===== Listed records =====

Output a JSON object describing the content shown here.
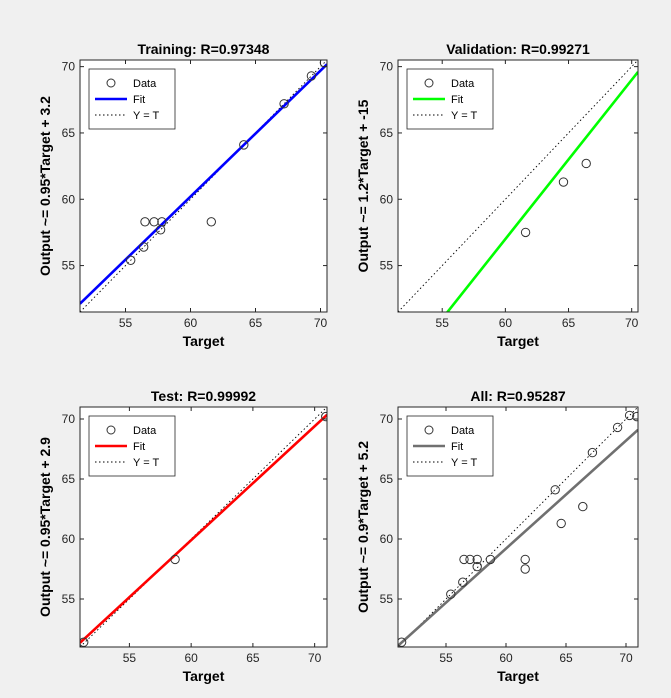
{
  "chart_data": [
    {
      "type": "scatter",
      "title": "Training: R=0.97348",
      "xlabel": "Target",
      "ylabel": "Output ~= 0.95*Target + 3.2",
      "xlim": [
        51.5,
        70.5
      ],
      "ylim": [
        51.5,
        70.5
      ],
      "xticks": [
        55,
        60,
        65,
        70
      ],
      "yticks": [
        55,
        60,
        65,
        70
      ],
      "grid": false,
      "legend_position": "top-left",
      "legend": [
        "Data",
        "Fit",
        "Y = T"
      ],
      "fit": {
        "slope": 0.95,
        "intercept": 3.2,
        "color": "#0000ff"
      },
      "data": {
        "x": [
          55.4,
          56.4,
          56.5,
          57.2,
          57.7,
          57.8,
          61.6,
          64.1,
          67.2,
          69.3,
          70.3
        ],
        "y": [
          55.4,
          56.4,
          58.3,
          58.3,
          57.7,
          58.3,
          58.3,
          64.1,
          67.2,
          69.3,
          70.3
        ]
      }
    },
    {
      "type": "scatter",
      "title": "Validation: R=0.99271",
      "xlabel": "Target",
      "ylabel": "Output ~= 1.2*Target + -15",
      "xlim": [
        51.5,
        70.5
      ],
      "ylim": [
        51.5,
        70.5
      ],
      "xticks": [
        55,
        60,
        65,
        70
      ],
      "yticks": [
        55,
        60,
        65,
        70
      ],
      "grid": false,
      "legend_position": "top-left",
      "legend": [
        "Data",
        "Fit",
        "Y = T"
      ],
      "fit": {
        "slope": 1.2,
        "intercept": -15,
        "color": "#00ff00"
      },
      "data": {
        "x": [
          61.6,
          64.6,
          66.4
        ],
        "y": [
          57.5,
          61.3,
          62.7
        ]
      }
    },
    {
      "type": "scatter",
      "title": "Test: R=0.99992",
      "xlabel": "Target",
      "ylabel": "Output ~= 0.95*Target + 2.9",
      "xlim": [
        51,
        71
      ],
      "ylim": [
        51,
        71
      ],
      "xticks": [
        55,
        60,
        65,
        70
      ],
      "yticks": [
        55,
        60,
        65,
        70
      ],
      "grid": false,
      "legend_position": "top-left",
      "legend": [
        "Data",
        "Fit",
        "Y = T"
      ],
      "fit": {
        "slope": 0.95,
        "intercept": 2.9,
        "color": "#ff0000"
      },
      "data": {
        "x": [
          51.3,
          58.7,
          70.9
        ],
        "y": [
          51.4,
          58.3,
          70.2
        ]
      }
    },
    {
      "type": "scatter",
      "title": "All: R=0.95287",
      "xlabel": "Target",
      "ylabel": "Output ~= 0.9*Target + 5.2",
      "xlim": [
        51,
        71
      ],
      "ylim": [
        51,
        71
      ],
      "xticks": [
        55,
        60,
        65,
        70
      ],
      "yticks": [
        55,
        60,
        65,
        70
      ],
      "grid": false,
      "legend_position": "top-left",
      "legend": [
        "Data",
        "Fit",
        "Y = T"
      ],
      "fit": {
        "slope": 0.9,
        "intercept": 5.2,
        "color": "#707070"
      },
      "data": {
        "x": [
          51.3,
          55.4,
          56.4,
          56.5,
          57.0,
          57.6,
          57.6,
          58.7,
          61.6,
          61.6,
          64.1,
          64.6,
          66.4,
          67.2,
          69.3,
          70.3,
          70.9
        ],
        "y": [
          51.4,
          55.4,
          56.4,
          58.3,
          58.3,
          57.7,
          58.3,
          58.3,
          58.3,
          57.5,
          64.1,
          61.3,
          62.7,
          67.2,
          69.3,
          70.3,
          70.2
        ]
      }
    }
  ]
}
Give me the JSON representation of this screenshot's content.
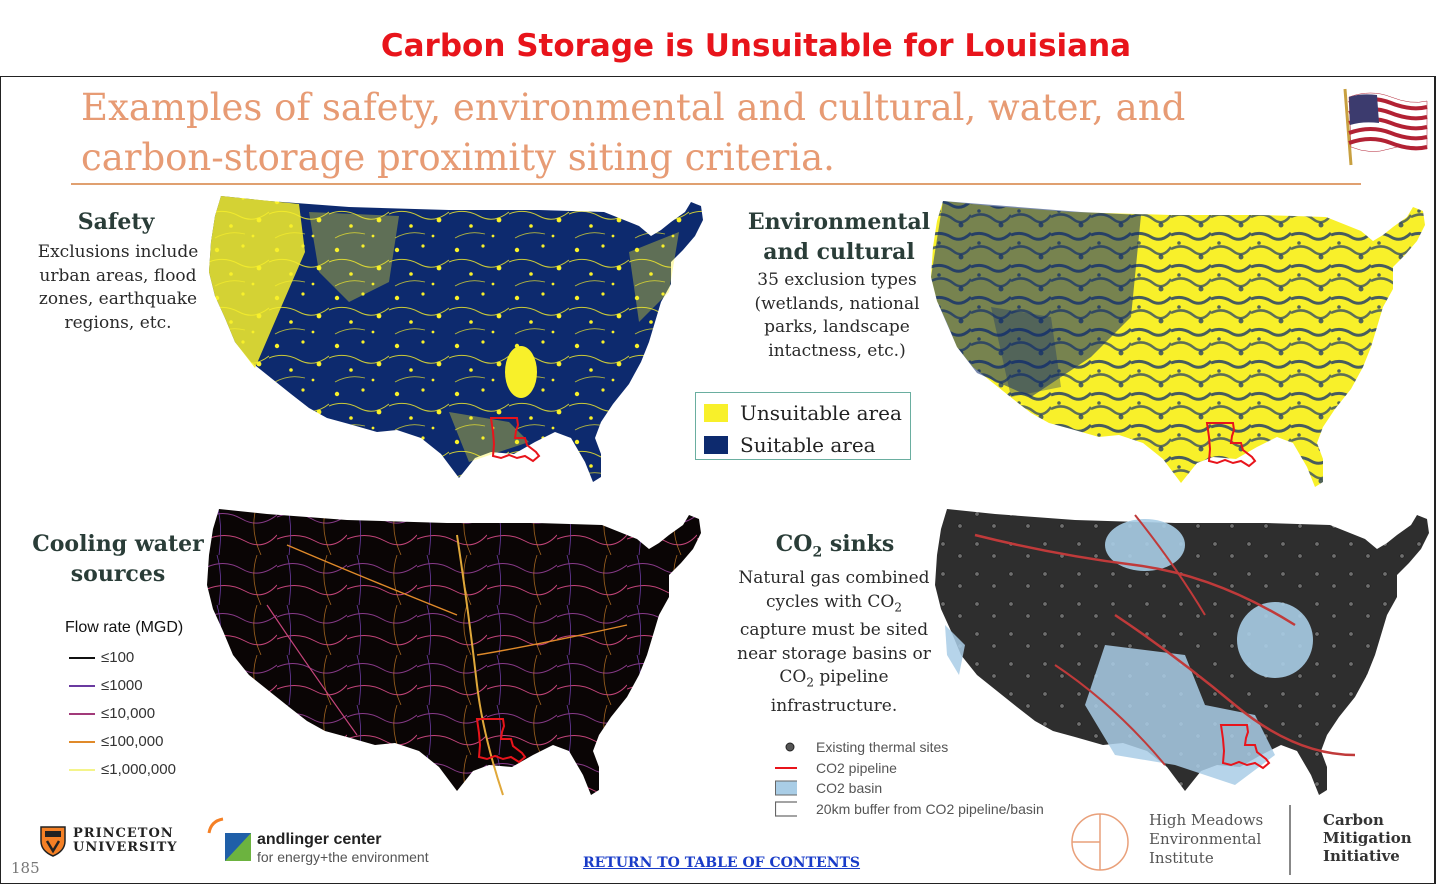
{
  "page_title": "Carbon Storage is Unsuitable for Louisiana",
  "slide": {
    "title_line1": "Examples of safety, environmental and cultural, water, and",
    "title_line2": "carbon-storage proximity siting criteria.",
    "page_number": "185",
    "return_link": "RETURN TO TABLE OF CONTENTS"
  },
  "panels": {
    "safety": {
      "heading": "Safety",
      "desc": [
        "Exclusions include",
        "urban areas, flood",
        "zones, earthquake",
        "regions, etc."
      ]
    },
    "environmental": {
      "heading": [
        "Environmental",
        "and cultural"
      ],
      "desc": [
        "35 exclusion types",
        "(wetlands, national",
        "parks, landscape",
        "intactness, etc.)"
      ]
    },
    "cooling": {
      "heading": [
        "Cooling water",
        "sources"
      ],
      "legend_title": "Flow rate (MGD)",
      "legend": [
        {
          "label": "≤100",
          "color": "#111111"
        },
        {
          "label": "≤1000",
          "color": "#6a3aa0"
        },
        {
          "label": "≤10,000",
          "color": "#a23a7a"
        },
        {
          "label": "≤100,000",
          "color": "#e08a2a"
        },
        {
          "label": "≤1,000,000",
          "color": "#f4f48a"
        }
      ]
    },
    "co2": {
      "heading_pre": "CO",
      "heading_sub": "2",
      "heading_post": " sinks",
      "desc": {
        "l1": "Natural gas combined",
        "l2_pre": "cycles with CO",
        "l2_sub": "2",
        "l3": "capture must be sited",
        "l4": "near storage basins or",
        "l5_pre": "CO",
        "l5_sub": "2",
        "l5_post": " pipeline",
        "l6": "infrastructure."
      },
      "legend": [
        {
          "label": "Existing thermal sites",
          "symbol": "dot"
        },
        {
          "label": "CO2 pipeline",
          "symbol": "red-line"
        },
        {
          "label": "CO2 basin",
          "symbol": "blue-box"
        },
        {
          "label": "20km buffer from CO2 pipeline/basin",
          "symbol": "outline-box"
        }
      ]
    }
  },
  "suitability_legend": [
    {
      "label": "Unsuitable area",
      "color": "#f8f02a"
    },
    {
      "label": "Suitable area",
      "color": "#0d2a6e"
    }
  ],
  "logos": {
    "princeton": [
      "PRINCETON",
      "UNIVERSITY"
    ],
    "andlinger_name": "andlinger center",
    "andlinger_sub": "for energy+the environment",
    "high_meadows": [
      "High Meadows",
      "Environmental",
      "Institute"
    ],
    "cmi": [
      "Carbon",
      "Mitigation",
      "Initiative"
    ]
  },
  "colors": {
    "alert_red": "#e8141b",
    "title_salmon": "#e79b74",
    "louisiana_outline": "#e8141b",
    "map_navy": "#0d2a6e",
    "map_yellow": "#f8f02a",
    "map_dark": "#2e2e2e",
    "basin_blue": "#a9cde6"
  }
}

=====

* Written exercise
Gather up every line from the listing above in which the word "Unsuitable" occurs.

* Task answer
  "page_title": "Carbon Storage is Unsuitable for Louisiana",
      "label": "Unsuitable area",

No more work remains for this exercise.